Identify all lines below that hold "радиостанций" and collect them.
___ MATERIAL FOR THIS TASK
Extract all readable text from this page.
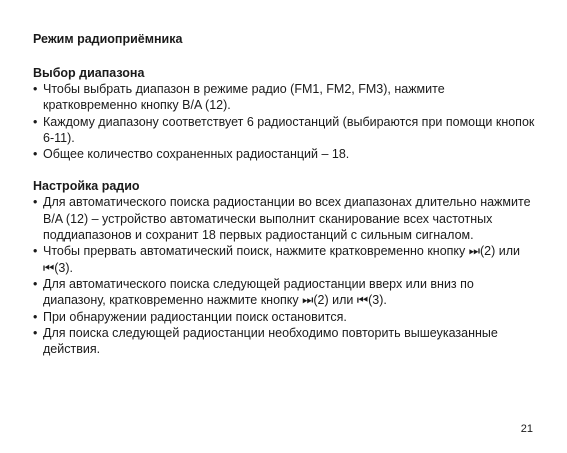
Режим радиоприёмника
Выбор диапазона
• Чтобы выбрать диапазон в режиме радио (FM1, FM2, FM3), нажмите кратковременно кнопку B/A (12).
• Каждому диапазону соответствует 6 радиостанций (выбираются при помощи кнопок 6-11).
• Общее количество сохраненных радиостанций – 18.
Настройка радио
• Для автоматического поиска радиостанции во всех диапазонах длительно нажмите B/A (12) – устройство автоматически выполнит сканирование всех частотных поддиапазонов и сохранит 18 первых радиостанций с сильным сигналом.
• Чтобы прервать автоматический поиск, нажмите кратковременно кнопку ⏭(2) или ⏮(3).
• Для автоматического поиска следующей радиостанции вверх или вниз по диапазону, кратковременно нажмите кнопку ⏭(2) или ⏮(3).
• При обнаружении радиостанции поиск остановится.
• Для поиска следующей радиостанции необходимо повторить вышеуказанные действия.
21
______
* **OUTPUT**:
• Каждому диапазону соответствует 6 радиостанций (выбираются при помощи кнопок 6-11).
• Общее количество сохраненных радиостанций – 18.
• Для автоматического поиска радиостанции во всех диапазонах длительно нажмите B/A (12) – устройство автоматически выполнит сканирование всех частотных поддиапазонов и сохранит 18 первых радиостанций с сильным сигналом.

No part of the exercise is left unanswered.